──────── Given entries ────────
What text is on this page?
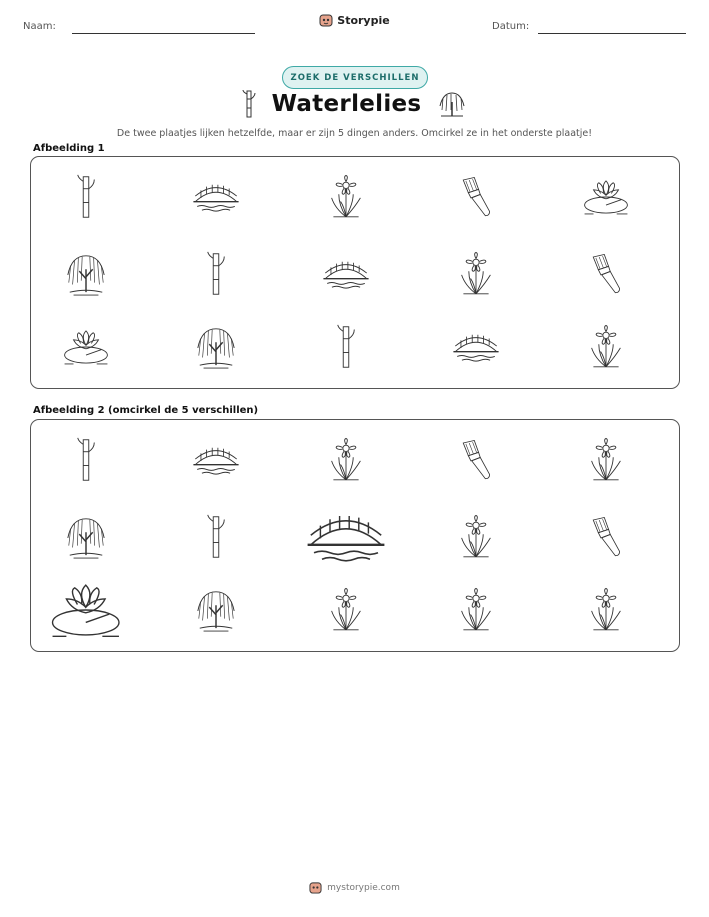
Naam:	Storypie	Datum:
ZOEK DE VERSCHILLEN
Waterlelies
De twee plaatjes lijken hetzelfde, maar er zijn 5 dingen anders. Omcirkel ze in het onderste plaatje!
Afbeelding 1
Afbeelding 2 (omcirkel de 5 verschillen)
mystorypie.com
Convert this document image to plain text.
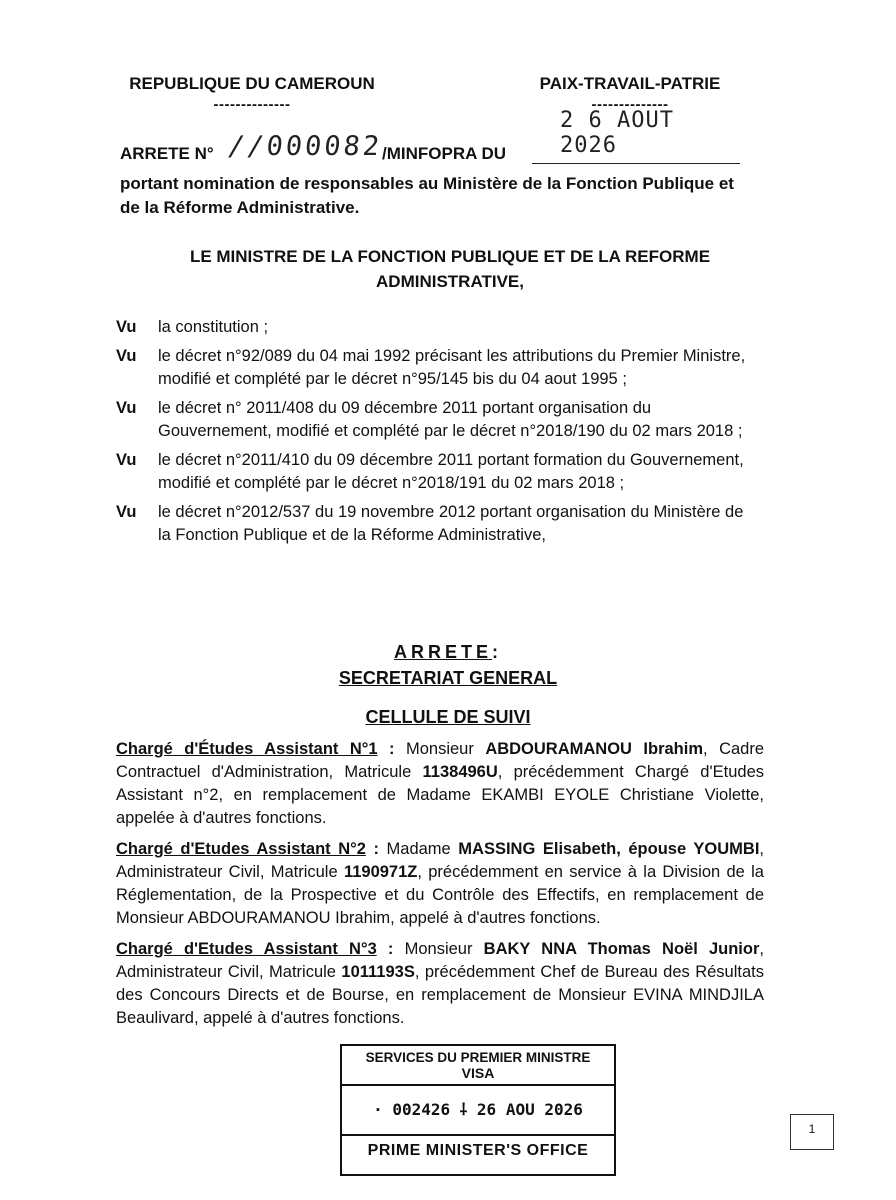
REPUBLIQUE DU CAMEROUN
--------------
PAIX-TRAVAIL-PATRIE
--------------
ARRETE N° //000082
/MINFOPRA DU
2 6 AOUT 2026
portant nomination de responsables au Ministère de la Fonction Publique et de la Réforme Administrative.
LE MINISTRE DE LA FONCTION PUBLIQUE ET DE LA REFORME
ADMINISTRATIVE,
Vu	la constitution ;
Vu	le décret n°92/089 du 04 mai 1992 précisant les attributions du Premier Ministre, modifié et complété par le décret n°95/145 bis du 04 aout 1995 ;
Vu	le décret n° 2011/408 du 09 décembre 2011 portant organisation du Gouvernement, modifié et complété par le décret n°2018/190 du 02 mars 2018 ;
Vu	le décret n°2011/410 du 09 décembre 2011 portant formation du Gouvernement, modifié et complété par le décret n°2018/191 du 02 mars 2018 ;
Vu	le décret n°2012/537 du 19 novembre 2012 portant organisation du Ministère de la Fonction Publique et de la Réforme Administrative,
ARRETE:
SECRETARIAT GENERAL
CELLULE DE SUIVI
Chargé d'Études Assistant N°1 : Monsieur ABDOURAMANOU Ibrahim, Cadre Contractuel d'Administration, Matricule 1138496U, précédemment Chargé d'Etudes Assistant n°2, en remplacement de Madame EKAMBI EYOLE Christiane Violette, appelée à d'autres fonctions.
Chargé d'Etudes Assistant N°2 : Madame MASSING Elisabeth, épouse YOUMBI, Administrateur Civil, Matricule 1190971Z, précédemment en service à la Division de la Réglementation, de la Prospective et du Contrôle des Effectifs, en remplacement de Monsieur ABDOURAMANOU Ibrahim, appelé à d'autres fonctions.
Chargé d'Etudes Assistant N°3 : Monsieur BAKY NNA Thomas Noël Junior, Administrateur Civil, Matricule 1011193S, précédemment Chef de Bureau des Résultats des Concours Directs et de Bourse, en remplacement de Monsieur EVINA MINDJILA Beaulivard, appelé à d'autres fonctions.
SERVICES DU PREMIER MINISTRE
VISA
· 002426 ⸸ 26 AOU 2026
PRIME MINISTER'S OFFICE
1
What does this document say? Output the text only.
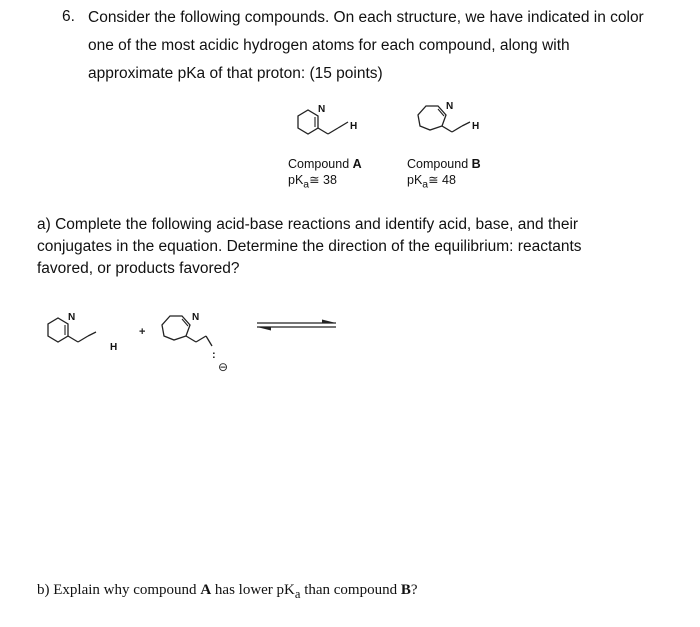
6. Consider the following compounds. On each structure, we have indicated in color
one of the most acidic hydrogen atoms for each compound, along with
approximate pKa of that proton: (15 points)
N
H
N
H
Compound A
$pK_a≅$ 38
Compound B
$pK_a≅$ 48
a) Complete the following acid-base reactions and identify acid, base, and their
conjugates in the equation. Determine the direction of the equilibrium: reactants
favored, or products favored?
N
H
+
N
:
⊖
b) Explain why compound A has lower $pK_a$ than compound B?
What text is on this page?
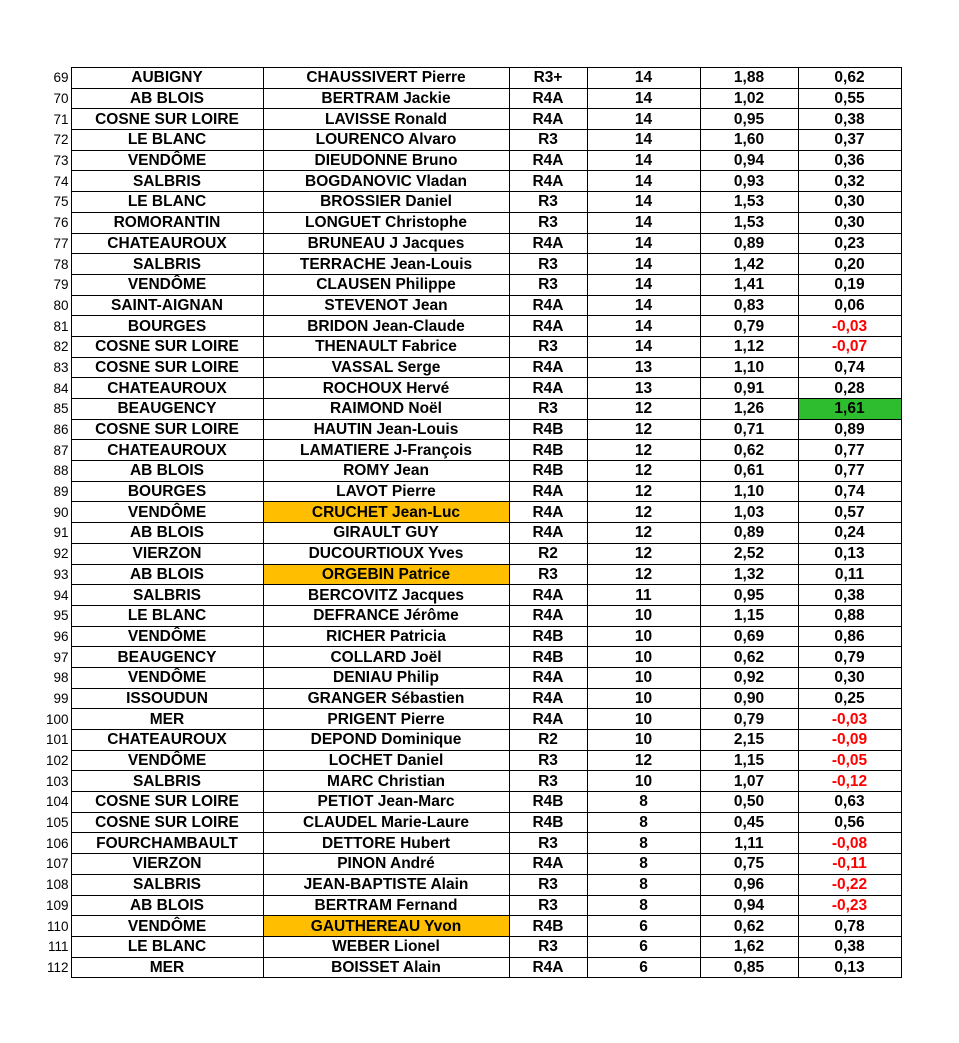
69	AUBIGNY	CHAUSSIVERT Pierre	R3+	14	1,88	0,62
70	AB BLOIS	BERTRAM Jackie	R4A	14	1,02	0,55
71	COSNE SUR LOIRE	LAVISSE Ronald	R4A	14	0,95	0,38
72	LE BLANC	LOURENCO Alvaro	R3	14	1,60	0,37
73	VENDÔME	DIEUDONNE Bruno	R4A	14	0,94	0,36
74	SALBRIS	BOGDANOVIC Vladan	R4A	14	0,93	0,32
75	LE BLANC	BROSSIER Daniel	R3	14	1,53	0,30
76	ROMORANTIN	LONGUET Christophe	R3	14	1,53	0,30
77	CHATEAUROUX	BRUNEAU J Jacques	R4A	14	0,89	0,23
78	SALBRIS	TERRACHE Jean-Louis	R3	14	1,42	0,20
79	VENDÔME	CLAUSEN Philippe	R3	14	1,41	0,19
80	SAINT-AIGNAN	STEVENOT Jean	R4A	14	0,83	0,06
81	BOURGES	BRIDON Jean-Claude	R4A	14	0,79	-0,03
82	COSNE SUR LOIRE	THENAULT Fabrice	R3	14	1,12	-0,07
83	COSNE SUR LOIRE	VASSAL Serge	R4A	13	1,10	0,74
84	CHATEAUROUX	ROCHOUX Hervé	R4A	13	0,91	0,28
85	BEAUGENCY	RAIMOND Noël	R3	12	1,26	1,61
86	COSNE SUR LOIRE	HAUTIN Jean-Louis	R4B	12	0,71	0,89
87	CHATEAUROUX	LAMATIERE J-François	R4B	12	0,62	0,77
88	AB BLOIS	ROMY Jean	R4B	12	0,61	0,77
89	BOURGES	LAVOT Pierre	R4A	12	1,10	0,74
90	VENDÔME	CRUCHET Jean-Luc	R4A	12	1,03	0,57
91	AB BLOIS	GIRAULT GUY	R4A	12	0,89	0,24
92	VIERZON	DUCOURTIOUX Yves	R2	12	2,52	0,13
93	AB BLOIS	ORGEBIN Patrice	R3	12	1,32	0,11
94	SALBRIS	BERCOVITZ Jacques	R4A	11	0,95	0,38
95	LE BLANC	DEFRANCE Jérôme	R4A	10	1,15	0,88
96	VENDÔME	RICHER Patricia	R4B	10	0,69	0,86
97	BEAUGENCY	COLLARD Joël	R4B	10	0,62	0,79
98	VENDÔME	DENIAU Philip	R4A	10	0,92	0,30
99	ISSOUDUN	GRANGER Sébastien	R4A	10	0,90	0,25
100	MER	PRIGENT Pierre	R4A	10	0,79	-0,03
101	CHATEAUROUX	DEPOND Dominique	R2	10	2,15	-0,09
102	VENDÔME	LOCHET Daniel	R3	12	1,15	-0,05
103	SALBRIS	MARC Christian	R3	10	1,07	-0,12
104	COSNE SUR LOIRE	PETIOT Jean-Marc	R4B	8	0,50	0,63
105	COSNE SUR LOIRE	CLAUDEL Marie-Laure	R4B	8	0,45	0,56
106	FOURCHAMBAULT	DETTORE Hubert	R3	8	1,11	-0,08
107	VIERZON	PINON André	R4A	8	0,75	-0,11
108	SALBRIS	JEAN-BAPTISTE Alain	R3	8	0,96	-0,22
109	AB BLOIS	BERTRAM Fernand	R3	8	0,94	-0,23
110	VENDÔME	GAUTHEREAU Yvon	R4B	6	0,62	0,78
111	LE BLANC	WEBER Lionel	R3	6	1,62	0,38
112	MER	BOISSET Alain	R4A	6	0,85	0,13
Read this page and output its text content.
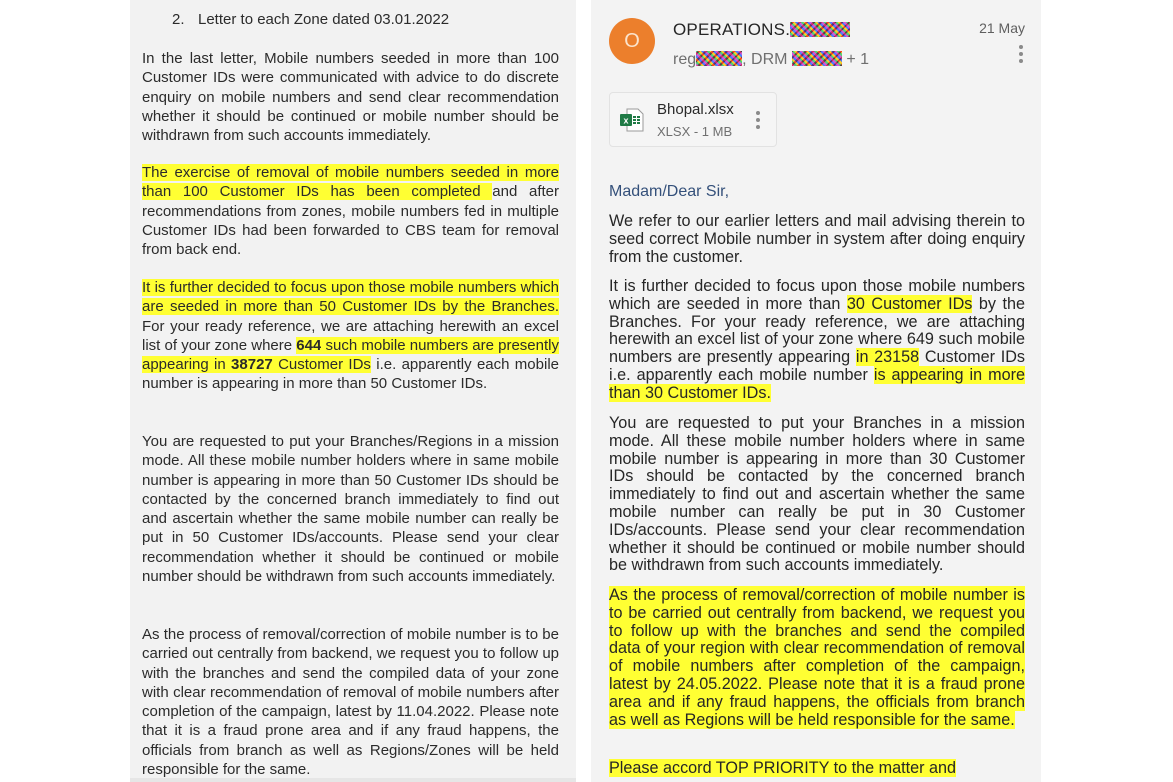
2. Letter to each Zone dated 03.01.2022

In the last letter, Mobile numbers seeded in more than 100 Customer IDs were communicated with advice to do discrete enquiry on mobile numbers and send clear recommendation whether it should be continued or mobile number should be withdrawn from such accounts immediately.

The exercise of removal of mobile numbers seeded in more than 100 Customer IDs has been completed and after recommendations from zones, mobile numbers fed in multiple Customer IDs had been forwarded to CBS team for removal from back end.

It is further decided to focus upon those mobile numbers which are seeded in more than 50 Customer IDs by the Branches. For your ready reference, we are attaching herewith an excel list of your zone where 644 such mobile numbers are presently appearing in 38727 Customer IDs i.e. apparently each mobile number is appearing in more than 50 Customer IDs.

You are requested to put your Branches/Regions in a mission mode. All these mobile number holders where in same mobile number is appearing in more than 50 Customer IDs should be contacted by the concerned branch immediately to find out and ascertain whether the same mobile number can really be put in 50 Customer IDs/accounts. Please send your clear recommendation whether it should be continued or mobile number should be withdrawn from such accounts immediately.

As the process of removal/correction of mobile number is to be carried out centrally from backend, we request you to follow up with the branches and send the compiled data of your zone with clear recommendation of removal of mobile numbers after completion of the campaign, latest by 11.04.2022. Please note that it is a fraud prone area and if any fraud happens, the officials from branch as well as Regions/Zones will be held responsible for the same.

O OPERATIONS.
reg	, DRM	+ 1
21 May
x
Bhopal.xlsx
XLSX - 1 MB
Madam/Dear Sir,

We refer to our earlier letters and mail advising therein to seed correct Mobile number in system after doing enquiry from the customer.

It is further decided to focus upon those mobile numbers which are seeded in more than 30 Customer IDs by the Branches. For your ready reference, we are attaching herewith an excel list of your zone where 649 such mobile numbers are presently appearing in 23158 Customer IDs i.e. apparently each mobile number is appearing in more than 30 Customer IDs.

You are requested to put your Branches in a mission mode. All these mobile number holders where in same mobile number is appearing in more than 30 Customer IDs should be contacted by the concerned branch immediately to find out and ascertain whether the same mobile number can really be put in 30 Customer IDs/accounts. Please send your clear recommendation whether it should be continued or mobile number should be withdrawn from such accounts immediately.

As the process of removal/correction of mobile number is to be carried out centrally from backend, we request you to follow up with the branches and send the compiled data of your region with clear recommendation of removal of mobile numbers after completion of the campaign, latest by 24.05.2022. Please note that it is a fraud prone area and if any fraud happens, the officials from branch as well as Regions will be held responsible for the same.

Please accord TOP PRIORITY to the matter and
────────
Task to carry out: Every line that holds the word "accounts" counts once; state the total number of such lines and nothing else.

Full response: 3